Exercise task: Identify the lines that contain the string "Motion" and copy all of them.

Working data:
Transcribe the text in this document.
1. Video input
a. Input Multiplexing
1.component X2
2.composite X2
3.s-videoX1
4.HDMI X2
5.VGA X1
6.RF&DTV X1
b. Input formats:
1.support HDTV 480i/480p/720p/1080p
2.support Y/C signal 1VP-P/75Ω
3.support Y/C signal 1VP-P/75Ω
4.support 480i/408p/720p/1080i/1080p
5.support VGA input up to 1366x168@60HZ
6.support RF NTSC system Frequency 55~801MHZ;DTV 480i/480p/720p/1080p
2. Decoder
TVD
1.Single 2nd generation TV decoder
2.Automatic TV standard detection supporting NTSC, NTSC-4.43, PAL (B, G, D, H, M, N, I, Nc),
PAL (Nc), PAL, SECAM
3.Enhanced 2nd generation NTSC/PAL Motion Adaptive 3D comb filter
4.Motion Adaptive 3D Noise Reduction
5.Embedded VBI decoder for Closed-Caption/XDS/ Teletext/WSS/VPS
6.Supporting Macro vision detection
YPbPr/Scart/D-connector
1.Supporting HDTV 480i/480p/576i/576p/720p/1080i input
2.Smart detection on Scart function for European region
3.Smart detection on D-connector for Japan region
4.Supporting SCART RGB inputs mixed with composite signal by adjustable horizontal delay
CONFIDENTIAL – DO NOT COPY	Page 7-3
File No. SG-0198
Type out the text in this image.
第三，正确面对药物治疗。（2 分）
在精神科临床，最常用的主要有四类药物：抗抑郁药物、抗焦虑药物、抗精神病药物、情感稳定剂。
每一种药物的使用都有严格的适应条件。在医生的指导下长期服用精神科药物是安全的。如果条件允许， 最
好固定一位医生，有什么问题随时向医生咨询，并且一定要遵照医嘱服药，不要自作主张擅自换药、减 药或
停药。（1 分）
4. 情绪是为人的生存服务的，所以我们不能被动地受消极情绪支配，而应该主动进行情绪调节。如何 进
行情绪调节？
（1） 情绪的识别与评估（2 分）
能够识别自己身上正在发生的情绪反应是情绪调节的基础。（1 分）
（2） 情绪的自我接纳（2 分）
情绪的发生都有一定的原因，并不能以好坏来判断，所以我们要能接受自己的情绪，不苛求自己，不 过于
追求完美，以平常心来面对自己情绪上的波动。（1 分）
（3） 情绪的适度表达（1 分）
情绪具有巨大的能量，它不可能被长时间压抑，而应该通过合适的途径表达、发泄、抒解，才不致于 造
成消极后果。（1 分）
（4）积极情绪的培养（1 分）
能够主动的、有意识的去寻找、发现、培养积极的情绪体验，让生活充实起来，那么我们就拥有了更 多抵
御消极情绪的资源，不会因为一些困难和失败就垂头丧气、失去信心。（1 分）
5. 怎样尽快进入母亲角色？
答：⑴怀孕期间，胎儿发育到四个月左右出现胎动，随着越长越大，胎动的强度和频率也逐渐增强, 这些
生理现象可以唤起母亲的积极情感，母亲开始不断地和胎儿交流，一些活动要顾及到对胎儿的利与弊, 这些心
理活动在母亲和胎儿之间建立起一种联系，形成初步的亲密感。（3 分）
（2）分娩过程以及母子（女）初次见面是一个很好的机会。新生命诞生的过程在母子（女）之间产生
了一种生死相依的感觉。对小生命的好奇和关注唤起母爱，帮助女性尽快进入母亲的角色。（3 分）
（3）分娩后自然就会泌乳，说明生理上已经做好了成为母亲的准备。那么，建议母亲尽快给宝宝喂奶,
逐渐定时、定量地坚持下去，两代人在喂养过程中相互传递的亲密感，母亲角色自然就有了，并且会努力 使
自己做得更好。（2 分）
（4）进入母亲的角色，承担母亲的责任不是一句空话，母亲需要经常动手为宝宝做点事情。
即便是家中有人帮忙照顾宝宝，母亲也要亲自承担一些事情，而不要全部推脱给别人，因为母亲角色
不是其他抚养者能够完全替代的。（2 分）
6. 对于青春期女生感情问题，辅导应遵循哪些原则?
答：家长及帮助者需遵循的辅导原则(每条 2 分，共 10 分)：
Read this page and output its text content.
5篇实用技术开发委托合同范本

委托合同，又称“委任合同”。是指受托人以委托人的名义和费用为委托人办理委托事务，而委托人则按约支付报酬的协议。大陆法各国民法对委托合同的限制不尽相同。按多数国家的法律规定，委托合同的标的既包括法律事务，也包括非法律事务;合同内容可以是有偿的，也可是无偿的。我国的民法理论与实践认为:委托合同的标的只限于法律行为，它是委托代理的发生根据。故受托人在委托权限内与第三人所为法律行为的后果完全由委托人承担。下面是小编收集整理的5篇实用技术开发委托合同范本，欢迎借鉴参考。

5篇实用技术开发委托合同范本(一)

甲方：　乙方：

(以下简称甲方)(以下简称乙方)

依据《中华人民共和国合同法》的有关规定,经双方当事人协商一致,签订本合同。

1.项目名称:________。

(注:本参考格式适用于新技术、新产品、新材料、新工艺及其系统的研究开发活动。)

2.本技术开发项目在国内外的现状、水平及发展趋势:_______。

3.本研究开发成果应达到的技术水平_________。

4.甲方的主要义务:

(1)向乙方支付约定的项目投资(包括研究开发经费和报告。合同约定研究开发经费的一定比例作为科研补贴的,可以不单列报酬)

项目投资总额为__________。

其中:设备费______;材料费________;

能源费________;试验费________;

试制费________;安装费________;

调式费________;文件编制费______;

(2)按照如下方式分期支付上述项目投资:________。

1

Solution to the exercise:
3.Enhanced 2nd generation NTSC/PAL Motion Adaptive 3D comb filter
4.Motion Adaptive 3D Noise Reduction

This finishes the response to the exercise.